§ Written request:
Extract all lines that hold the string "embroidery".

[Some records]
-- begin --
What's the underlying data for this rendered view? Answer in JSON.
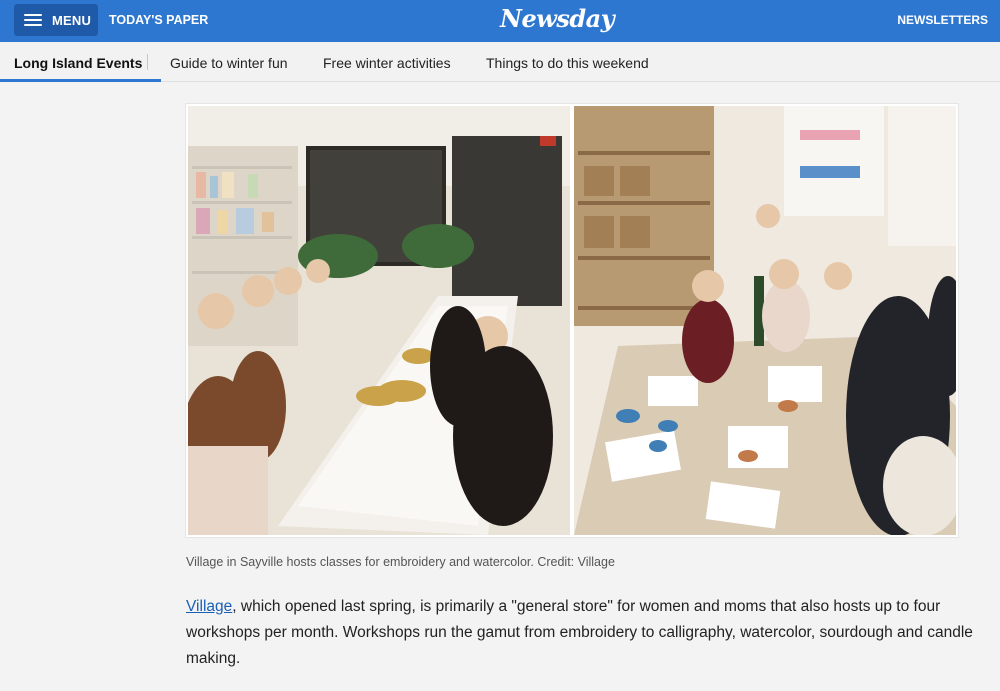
{
  "header": {
    "menu_label": "MENU",
    "todays_paper": "TODAY'S PAPER",
    "logo": "Newsday",
    "newsletters": "NEWSLETTERS",
    "icons": {
      "menu": "hamburger-icon"
    },
    "colors": {
      "bar": "#2e77d0",
      "menu_button": "#1f5aa8"
    }
  },
  "subnav": {
    "items": [
      {
        "label": "Long Island Events",
        "active": true
      },
      {
        "label": "Guide to winter fun"
      },
      {
        "label": "Free winter activities"
      },
      {
        "label": "Things to do this weekend"
      }
    ]
  },
  "article": {
    "caption": "Village in Sayville hosts classes for embroidery and watercolor. Credit: Village",
    "paragraph": {
      "link_text": "Village",
      "text": ", which opened last spring, is primarily a \"general store\" for women and moms that also hosts up to four workshops per month. Workshops run the gamut from embroidery to calligraphy, watercolor, sourdough and candle making."
    }
  }
}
-- end --
§ Completed task:
    "caption": "Village in Sayville hosts classes for embroidery and watercolor. Credit: Village",
      "text": ", which opened last spring, is primarily a \"general store\" for women and moms that also hosts up to four workshops per month. Workshops run the gamut from embroidery to calligraphy, watercolor, sourdough and candle making."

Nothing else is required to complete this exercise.